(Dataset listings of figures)
-------
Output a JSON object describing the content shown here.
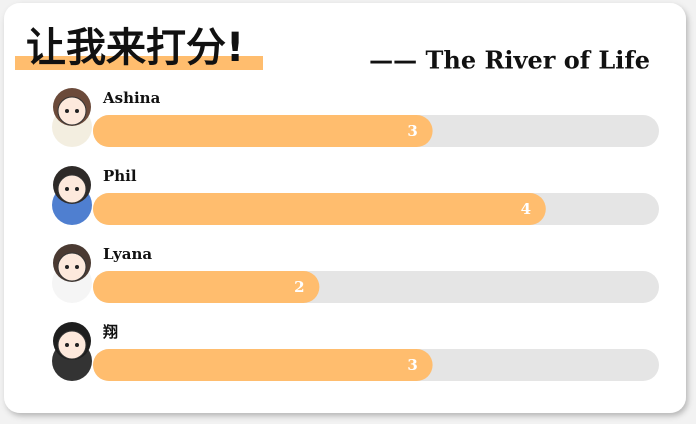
{
  "chart_data": {
    "type": "bar",
    "title": "让我来打分!",
    "subtitle": "—— The River of Life",
    "categories": [
      "Ashina",
      "Phil",
      "Lyana",
      "翔"
    ],
    "values": [
      3,
      4,
      2,
      3
    ],
    "color": "#ffbd6e",
    "track_color": "#e5e5e5",
    "xlim": [
      0,
      5
    ]
  }
}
-------
> What is asked:
Write the listing out a second time exactly, dropping all images.

> Solution to this problem:
Output a JSON object describing the content shown here.
{
  "chart_data": {
    "type": "bar",
    "title": "让我来打分!",
    "subtitle": "—— The River of Life",
    "categories": [
      "Ashina",
      "Phil",
      "Lyana",
      "翔"
    ],
    "values": [
      3,
      4,
      2,
      3
    ],
    "color": "#ffbd6e",
    "track_color": "#e5e5e5",
    "xlim": [
      0,
      5
    ]
  }
}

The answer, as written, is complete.